### TASK OBJECTIVE
What follows are records. Restate all of them word for word.

### EXTRACTED RECORDS
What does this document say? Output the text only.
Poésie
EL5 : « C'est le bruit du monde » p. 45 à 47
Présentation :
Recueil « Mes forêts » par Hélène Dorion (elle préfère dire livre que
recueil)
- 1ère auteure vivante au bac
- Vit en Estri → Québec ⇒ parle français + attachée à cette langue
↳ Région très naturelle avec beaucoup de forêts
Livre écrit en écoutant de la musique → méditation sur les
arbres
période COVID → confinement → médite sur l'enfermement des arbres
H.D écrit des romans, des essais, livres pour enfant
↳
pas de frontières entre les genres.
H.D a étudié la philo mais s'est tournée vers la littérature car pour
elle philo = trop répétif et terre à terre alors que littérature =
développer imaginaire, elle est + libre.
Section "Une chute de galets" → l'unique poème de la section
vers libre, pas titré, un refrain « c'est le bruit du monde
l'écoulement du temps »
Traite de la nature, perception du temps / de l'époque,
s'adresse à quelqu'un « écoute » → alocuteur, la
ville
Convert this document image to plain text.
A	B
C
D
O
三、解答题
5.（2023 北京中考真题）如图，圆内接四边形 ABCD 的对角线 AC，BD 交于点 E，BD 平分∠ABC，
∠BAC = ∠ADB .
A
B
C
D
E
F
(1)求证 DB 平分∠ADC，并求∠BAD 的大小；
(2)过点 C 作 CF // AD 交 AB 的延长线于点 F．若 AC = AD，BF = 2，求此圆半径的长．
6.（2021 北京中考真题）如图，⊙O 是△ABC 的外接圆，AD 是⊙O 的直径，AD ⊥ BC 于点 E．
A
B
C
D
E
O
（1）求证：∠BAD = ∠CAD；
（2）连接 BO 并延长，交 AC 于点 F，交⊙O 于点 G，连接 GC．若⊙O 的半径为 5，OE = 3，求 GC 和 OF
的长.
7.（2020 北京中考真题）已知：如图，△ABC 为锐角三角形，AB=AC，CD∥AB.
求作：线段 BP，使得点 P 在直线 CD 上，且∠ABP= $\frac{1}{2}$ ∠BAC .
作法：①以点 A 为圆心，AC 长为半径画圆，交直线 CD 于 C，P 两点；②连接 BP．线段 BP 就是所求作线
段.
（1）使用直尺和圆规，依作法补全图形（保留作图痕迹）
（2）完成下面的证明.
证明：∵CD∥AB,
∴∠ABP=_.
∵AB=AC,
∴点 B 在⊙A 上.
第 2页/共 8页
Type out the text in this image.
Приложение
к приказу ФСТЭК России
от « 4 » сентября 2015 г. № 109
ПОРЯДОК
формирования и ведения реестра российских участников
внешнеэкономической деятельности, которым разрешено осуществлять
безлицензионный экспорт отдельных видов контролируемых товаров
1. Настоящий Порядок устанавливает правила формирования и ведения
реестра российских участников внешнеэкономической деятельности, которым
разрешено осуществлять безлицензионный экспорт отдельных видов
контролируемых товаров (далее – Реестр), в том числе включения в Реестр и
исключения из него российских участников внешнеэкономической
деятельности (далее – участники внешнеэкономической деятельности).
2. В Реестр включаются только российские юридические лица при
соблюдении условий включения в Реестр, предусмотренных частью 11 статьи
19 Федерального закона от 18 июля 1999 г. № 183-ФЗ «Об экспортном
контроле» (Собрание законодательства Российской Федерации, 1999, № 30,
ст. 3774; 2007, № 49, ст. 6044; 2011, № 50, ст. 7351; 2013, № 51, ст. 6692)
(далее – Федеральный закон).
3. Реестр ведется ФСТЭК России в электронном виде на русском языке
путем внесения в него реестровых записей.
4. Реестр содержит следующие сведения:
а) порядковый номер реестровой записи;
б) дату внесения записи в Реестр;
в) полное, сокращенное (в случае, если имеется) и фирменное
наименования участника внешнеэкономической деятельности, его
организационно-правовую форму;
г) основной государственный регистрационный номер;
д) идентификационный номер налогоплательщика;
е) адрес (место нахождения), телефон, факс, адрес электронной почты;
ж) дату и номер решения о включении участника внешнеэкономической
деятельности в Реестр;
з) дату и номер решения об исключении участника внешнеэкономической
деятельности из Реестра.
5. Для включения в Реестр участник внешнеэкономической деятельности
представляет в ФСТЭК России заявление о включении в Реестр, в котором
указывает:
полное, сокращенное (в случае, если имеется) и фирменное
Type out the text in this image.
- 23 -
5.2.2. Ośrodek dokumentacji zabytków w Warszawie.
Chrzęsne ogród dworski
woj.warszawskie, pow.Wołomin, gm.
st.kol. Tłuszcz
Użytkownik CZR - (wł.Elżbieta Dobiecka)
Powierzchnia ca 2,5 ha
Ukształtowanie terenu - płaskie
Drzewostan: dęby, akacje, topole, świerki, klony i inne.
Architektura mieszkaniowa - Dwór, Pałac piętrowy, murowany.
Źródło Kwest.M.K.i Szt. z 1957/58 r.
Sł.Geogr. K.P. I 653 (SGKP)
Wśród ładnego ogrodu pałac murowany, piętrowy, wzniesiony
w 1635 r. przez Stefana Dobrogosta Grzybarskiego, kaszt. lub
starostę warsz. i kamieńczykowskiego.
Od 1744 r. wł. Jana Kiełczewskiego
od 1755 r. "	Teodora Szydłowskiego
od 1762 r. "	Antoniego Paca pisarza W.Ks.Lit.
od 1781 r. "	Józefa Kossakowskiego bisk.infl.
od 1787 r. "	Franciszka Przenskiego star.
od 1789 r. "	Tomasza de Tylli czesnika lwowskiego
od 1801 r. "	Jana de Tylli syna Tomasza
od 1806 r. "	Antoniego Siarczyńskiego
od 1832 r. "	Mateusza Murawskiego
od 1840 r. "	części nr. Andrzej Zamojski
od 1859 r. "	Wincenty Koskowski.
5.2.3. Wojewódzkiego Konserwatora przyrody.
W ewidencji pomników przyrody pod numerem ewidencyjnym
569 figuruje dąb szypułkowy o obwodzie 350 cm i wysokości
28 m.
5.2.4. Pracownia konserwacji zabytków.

### OUTPUT OF THE EXERCISE
What does this document say? Output the text only.
Poésie
EL5 : « C'est le bruit du monde » p. 45 à 47
Présentation :
Recueil « Mes forêts » par Hélène Dorion (elle préfère dire livre que
recueil)
- 1ère auteure vivante au bac
- Vit en Estri → Québec ⇒ parle français + attachée à cette langue
↳ Région très naturelle avec beaucoup de forêts
Livre écrit en écoutant de la musique → méditation sur les
arbres
période COVID → confinement → médite sur l'enfermement des arbres
H.D écrit des romans, des essais, livres pour enfant
↳
pas de frontières entre les genres.
H.D a étudié la philo mais s'est tournée vers la littérature car pour
elle philo = trop répétif et terre à terre alors que littérature =
développer imaginaire, elle est + libre.
Section "Une chute de galets" → l'unique poème de la section
vers libre, pas titré, un refrain « c'est le bruit du monde
l'écoulement du temps »
Traite de la nature, perception du temps / de l'époque,
s'adresse à quelqu'un « écoute » → alocuteur, la
ville
Convert this document image to plain text.
A	B
C
D
O
三、解答题
5.（2023 北京中考真题）如图，圆内接四边形 ABCD 的对角线 AC，BD 交于点 E，BD 平分∠ABC，
∠BAC = ∠ADB .
A
B
C
D
E
F
(1)求证 DB 平分∠ADC，并求∠BAD 的大小；
(2)过点 C 作 CF // AD 交 AB 的延长线于点 F．若 AC = AD，BF = 2，求此圆半径的长．
6.（2021 北京中考真题）如图，⊙O 是△ABC 的外接圆，AD 是⊙O 的直径，AD ⊥ BC 于点 E．
A
B
C
D
E
O
（1）求证：∠BAD = ∠CAD；
（2）连接 BO 并延长，交 AC 于点 F，交⊙O 于点 G，连接 GC．若⊙O 的半径为 5，OE = 3，求 GC 和 OF
的长.
7.（2020 北京中考真题）已知：如图，△ABC 为锐角三角形，AB=AC，CD∥AB.
求作：线段 BP，使得点 P 在直线 CD 上，且∠ABP= $\frac{1}{2}$ ∠BAC .
作法：①以点 A 为圆心，AC 长为半径画圆，交直线 CD 于 C，P 两点；②连接 BP．线段 BP 就是所求作线
段.
（1）使用直尺和圆规，依作法补全图形（保留作图痕迹）
（2）完成下面的证明.
证明：∵CD∥AB,
∴∠ABP=_.
∵AB=AC,
∴点 B 在⊙A 上.
第 2页/共 8页
Type out the text in this image.
Приложение
к приказу ФСТЭК России
от « 4 » сентября 2015 г. № 109
ПОРЯДОК
формирования и ведения реестра российских участников
внешнеэкономической деятельности, которым разрешено осуществлять
безлицензионный экспорт отдельных видов контролируемых товаров
1. Настоящий Порядок устанавливает правила формирования и ведения
реестра российских участников внешнеэкономической деятельности, которым
разрешено осуществлять безлицензионный экспорт отдельных видов
контролируемых товаров (далее – Реестр), в том числе включения в Реестр и
исключения из него российских участников внешнеэкономической
деятельности (далее – участники внешнеэкономической деятельности).
2. В Реестр включаются только российские юридические лица при
соблюдении условий включения в Реестр, предусмотренных частью 11 статьи
19 Федерального закона от 18 июля 1999 г. № 183-ФЗ «Об экспортном
контроле» (Собрание законодательства Российской Федерации, 1999, № 30,
ст. 3774; 2007, № 49, ст. 6044; 2011, № 50, ст. 7351; 2013, № 51, ст. 6692)
(далее – Федеральный закон).
3. Реестр ведется ФСТЭК России в электронном виде на русском языке
путем внесения в него реестровых записей.
4. Реестр содержит следующие сведения:
а) порядковый номер реестровой записи;
б) дату внесения записи в Реестр;
в) полное, сокращенное (в случае, если имеется) и фирменное
наименования участника внешнеэкономической деятельности, его
организационно-правовую форму;
г) основной государственный регистрационный номер;
д) идентификационный номер налогоплательщика;
е) адрес (место нахождения), телефон, факс, адрес электронной почты;
ж) дату и номер решения о включении участника внешнеэкономической
деятельности в Реестр;
з) дату и номер решения об исключении участника внешнеэкономической
деятельности из Реестра.
5. Для включения в Реестр участник внешнеэкономической деятельности
представляет в ФСТЭК России заявление о включении в Реестр, в котором
указывает:
полное, сокращенное (в случае, если имеется) и фирменное
Type out the text in this image.
- 23 -
5.2.2. Ośrodek dokumentacji zabytków w Warszawie.
Chrzęsne ogród dworski
woj.warszawskie, pow.Wołomin, gm.
st.kol. Tłuszcz
Użytkownik CZR - (wł.Elżbieta Dobiecka)
Powierzchnia ca 2,5 ha
Ukształtowanie terenu - płaskie
Drzewostan: dęby, akacje, topole, świerki, klony i inne.
Architektura mieszkaniowa - Dwór, Pałac piętrowy, murowany.
Źródło Kwest.M.K.i Szt. z 1957/58 r.
Sł.Geogr. K.P. I 653 (SGKP)
Wśród ładnego ogrodu pałac murowany, piętrowy, wzniesiony
w 1635 r. przez Stefana Dobrogosta Grzybarskiego, kaszt. lub
starostę warsz. i kamieńczykowskiego.
Od 1744 r. wł. Jana Kiełczewskiego
od 1755 r. "	Teodora Szydłowskiego
od 1762 r. "	Antoniego Paca pisarza W.Ks.Lit.
od 1781 r. "	Józefa Kossakowskiego bisk.infl.
od 1787 r. "	Franciszka Przenskiego star.
od 1789 r. "	Tomasza de Tylli czesnika lwowskiego
od 1801 r. "	Jana de Tylli syna Tomasza
od 1806 r. "	Antoniego Siarczyńskiego
od 1832 r. "	Mateusza Murawskiego
od 1840 r. "	części nr. Andrzej Zamojski
od 1859 r. "	Wincenty Koskowski.
5.2.3. Wojewódzkiego Konserwatora przyrody.
W ewidencji pomników przyrody pod numerem ewidencyjnym
569 figuruje dąb szypułkowy o obwodzie 350 cm i wysokości
28 m.
5.2.4. Pracownia konserwacji zabytków.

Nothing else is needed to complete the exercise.